• **Task instructions**
Copy, in full, each line of the material that holds the word "category".

• **Provided data**

┌──

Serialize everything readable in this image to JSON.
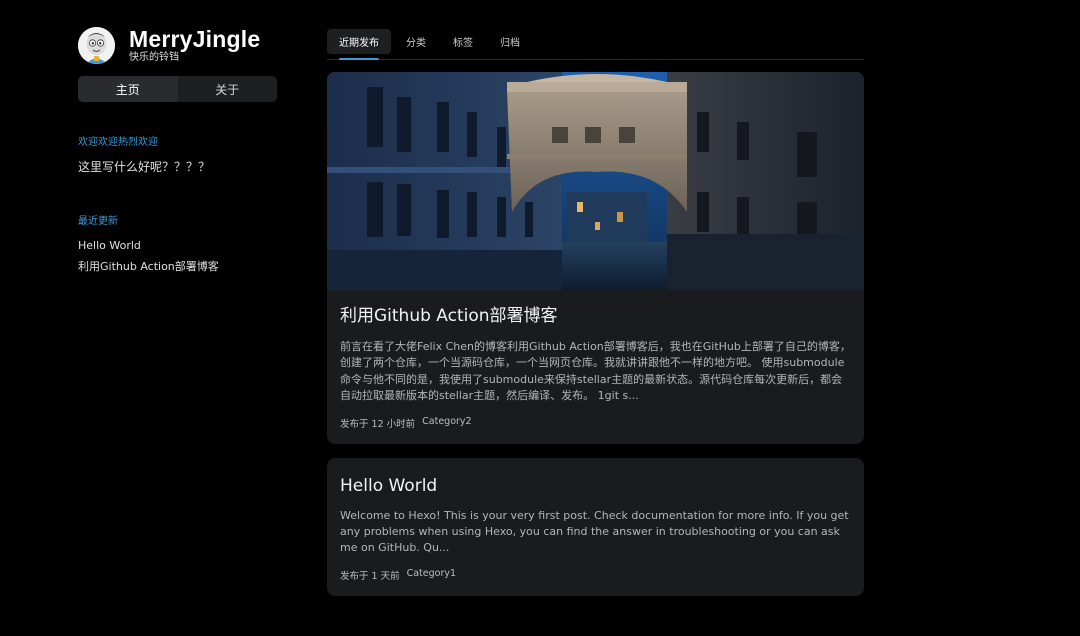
{
  "site": {
    "title": "MerryJingle",
    "subtitle": "快乐的铃铛"
  },
  "menu": {
    "items": [
      {
        "label": "主页",
        "active": true
      },
      {
        "label": "关于",
        "active": false
      }
    ]
  },
  "widgets": {
    "welcome": {
      "title": "欢迎欢迎热烈欢迎",
      "body": "这里写什么好呢？？？？"
    },
    "recent": {
      "title": "最近更新",
      "items": [
        "Hello World",
        "利用Github Action部署博客"
      ]
    }
  },
  "tabs": [
    {
      "label": "近期发布",
      "active": true
    },
    {
      "label": "分类",
      "active": false
    },
    {
      "label": "标签",
      "active": false
    },
    {
      "label": "归档",
      "active": false
    }
  ],
  "posts": [
    {
      "title": "利用Github Action部署博客",
      "excerpt": "前言在看了大佬Felix Chen的博客利用Github Action部署博客后，我也在GitHub上部署了自己的博客，创建了两个仓库，一个当源码仓库，一个当网页仓库。我就讲讲跟他不一样的地方吧。 使用submodule命令与他不同的是，我使用了submodule来保持stellar主题的最新状态。源代码仓库每次更新后，都会自动拉取最新版本的stellar主题，然后编译、发布。 1git s...",
      "meta_prefix": "发布于 12 小时前",
      "category": "Category2"
    },
    {
      "title": "Hello World",
      "excerpt": "Welcome to Hexo! This is your very first post. Check documentation for more info. If you get any problems when using Hexo, you can find the answer in troubleshooting or you can ask me on GitHub. Qu...",
      "meta_prefix": "发布于 1 天前",
      "category": "Category1"
    }
  ],
  "colors": {
    "background": "#000000",
    "card": "#1a1b1d",
    "accent": "#3b9bd9"
  }
}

└──

• **Exercise solution**
      "category": "Category2"
      "category": "Category1"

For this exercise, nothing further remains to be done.